Put the lines of the listing below into a numbered list, from its first line through the line containing "review-more-button[interactable] bbox=[532, 896, 556, 926]", and leave out any blank lines.

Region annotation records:
* BEGIN *

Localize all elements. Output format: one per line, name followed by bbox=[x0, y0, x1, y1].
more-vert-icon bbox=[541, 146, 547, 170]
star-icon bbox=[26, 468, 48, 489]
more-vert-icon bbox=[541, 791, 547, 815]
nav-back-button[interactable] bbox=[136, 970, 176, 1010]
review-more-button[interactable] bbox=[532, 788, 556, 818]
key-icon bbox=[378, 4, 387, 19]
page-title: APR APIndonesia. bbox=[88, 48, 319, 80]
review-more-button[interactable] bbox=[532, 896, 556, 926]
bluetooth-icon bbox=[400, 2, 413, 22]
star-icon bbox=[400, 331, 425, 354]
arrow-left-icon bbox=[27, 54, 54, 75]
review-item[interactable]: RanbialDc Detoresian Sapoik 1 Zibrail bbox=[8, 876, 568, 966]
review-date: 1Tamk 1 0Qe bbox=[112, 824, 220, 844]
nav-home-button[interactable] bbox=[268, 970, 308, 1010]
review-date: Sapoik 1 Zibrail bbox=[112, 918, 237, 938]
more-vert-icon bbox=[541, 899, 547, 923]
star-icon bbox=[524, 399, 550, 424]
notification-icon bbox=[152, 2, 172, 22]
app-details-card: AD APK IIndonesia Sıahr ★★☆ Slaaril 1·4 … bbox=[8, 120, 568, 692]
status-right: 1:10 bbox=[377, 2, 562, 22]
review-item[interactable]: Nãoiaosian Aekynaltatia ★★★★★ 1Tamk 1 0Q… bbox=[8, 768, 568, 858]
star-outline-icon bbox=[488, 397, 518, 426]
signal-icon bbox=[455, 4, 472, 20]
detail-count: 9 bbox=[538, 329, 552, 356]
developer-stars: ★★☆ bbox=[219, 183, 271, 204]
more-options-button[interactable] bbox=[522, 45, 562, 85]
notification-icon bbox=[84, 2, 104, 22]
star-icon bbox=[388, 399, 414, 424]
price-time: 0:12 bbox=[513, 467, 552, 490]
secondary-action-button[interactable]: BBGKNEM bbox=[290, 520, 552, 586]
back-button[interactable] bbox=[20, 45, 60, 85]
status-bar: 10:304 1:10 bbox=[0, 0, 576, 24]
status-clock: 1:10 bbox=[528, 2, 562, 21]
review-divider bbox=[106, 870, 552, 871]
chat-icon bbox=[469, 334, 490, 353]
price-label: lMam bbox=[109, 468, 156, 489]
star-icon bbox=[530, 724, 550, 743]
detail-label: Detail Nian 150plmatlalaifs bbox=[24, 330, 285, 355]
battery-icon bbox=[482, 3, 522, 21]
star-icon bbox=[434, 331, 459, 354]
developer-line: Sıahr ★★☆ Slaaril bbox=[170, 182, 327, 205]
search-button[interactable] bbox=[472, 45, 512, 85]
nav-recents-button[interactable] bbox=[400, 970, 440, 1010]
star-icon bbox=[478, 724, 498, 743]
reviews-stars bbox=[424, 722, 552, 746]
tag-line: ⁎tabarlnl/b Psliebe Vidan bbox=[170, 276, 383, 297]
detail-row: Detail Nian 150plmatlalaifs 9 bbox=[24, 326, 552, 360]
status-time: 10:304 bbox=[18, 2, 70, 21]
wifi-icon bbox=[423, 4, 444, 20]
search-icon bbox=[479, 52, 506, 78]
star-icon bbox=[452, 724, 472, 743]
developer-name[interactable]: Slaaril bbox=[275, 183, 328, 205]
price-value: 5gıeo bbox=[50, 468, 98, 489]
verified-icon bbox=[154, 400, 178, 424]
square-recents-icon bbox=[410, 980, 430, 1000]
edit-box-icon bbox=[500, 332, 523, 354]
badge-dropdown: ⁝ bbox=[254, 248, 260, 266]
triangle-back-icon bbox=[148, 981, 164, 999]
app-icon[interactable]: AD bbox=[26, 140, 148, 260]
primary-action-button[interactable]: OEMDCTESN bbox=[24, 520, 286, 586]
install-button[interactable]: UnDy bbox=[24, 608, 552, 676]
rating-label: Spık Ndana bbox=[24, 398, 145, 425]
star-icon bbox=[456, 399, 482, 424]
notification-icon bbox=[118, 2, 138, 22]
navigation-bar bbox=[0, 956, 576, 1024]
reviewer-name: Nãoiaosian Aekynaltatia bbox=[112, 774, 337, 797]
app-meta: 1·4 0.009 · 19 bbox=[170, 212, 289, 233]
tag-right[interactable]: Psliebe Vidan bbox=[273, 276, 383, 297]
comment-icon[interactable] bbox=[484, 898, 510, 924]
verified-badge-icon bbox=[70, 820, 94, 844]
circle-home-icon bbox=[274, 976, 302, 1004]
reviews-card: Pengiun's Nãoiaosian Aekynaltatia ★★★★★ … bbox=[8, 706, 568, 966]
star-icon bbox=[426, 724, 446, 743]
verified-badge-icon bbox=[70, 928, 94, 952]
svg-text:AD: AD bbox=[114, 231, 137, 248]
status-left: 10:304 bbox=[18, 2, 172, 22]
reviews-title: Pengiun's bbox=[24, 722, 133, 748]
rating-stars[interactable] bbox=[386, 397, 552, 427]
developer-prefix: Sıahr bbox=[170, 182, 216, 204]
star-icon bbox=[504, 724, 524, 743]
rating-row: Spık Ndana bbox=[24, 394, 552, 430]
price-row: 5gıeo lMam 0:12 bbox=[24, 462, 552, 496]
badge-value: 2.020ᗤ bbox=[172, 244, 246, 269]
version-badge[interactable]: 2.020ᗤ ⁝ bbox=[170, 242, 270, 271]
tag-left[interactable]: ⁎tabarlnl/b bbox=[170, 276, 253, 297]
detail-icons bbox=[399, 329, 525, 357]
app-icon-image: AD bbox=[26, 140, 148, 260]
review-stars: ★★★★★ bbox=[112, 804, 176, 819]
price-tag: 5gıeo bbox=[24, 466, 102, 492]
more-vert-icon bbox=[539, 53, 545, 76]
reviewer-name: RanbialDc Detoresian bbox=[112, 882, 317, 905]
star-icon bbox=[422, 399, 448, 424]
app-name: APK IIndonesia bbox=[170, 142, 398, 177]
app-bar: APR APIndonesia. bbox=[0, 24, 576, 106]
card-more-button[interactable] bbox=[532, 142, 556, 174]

* END *

> _Exercise output_:
1. Localize all elements. Output format: one per line, name followed by bbox=[x0, y0, x1, y1].
2. more-vert-icon bbox=[541, 146, 547, 170]
3. star-icon bbox=[26, 468, 48, 489]
4. more-vert-icon bbox=[541, 791, 547, 815]
5. nav-back-button[interactable] bbox=[136, 970, 176, 1010]
6. review-more-button[interactable] bbox=[532, 788, 556, 818]
7. key-icon bbox=[378, 4, 387, 19]
8. page-title: APR APIndonesia. bbox=[88, 48, 319, 80]
9. review-more-button[interactable] bbox=[532, 896, 556, 926]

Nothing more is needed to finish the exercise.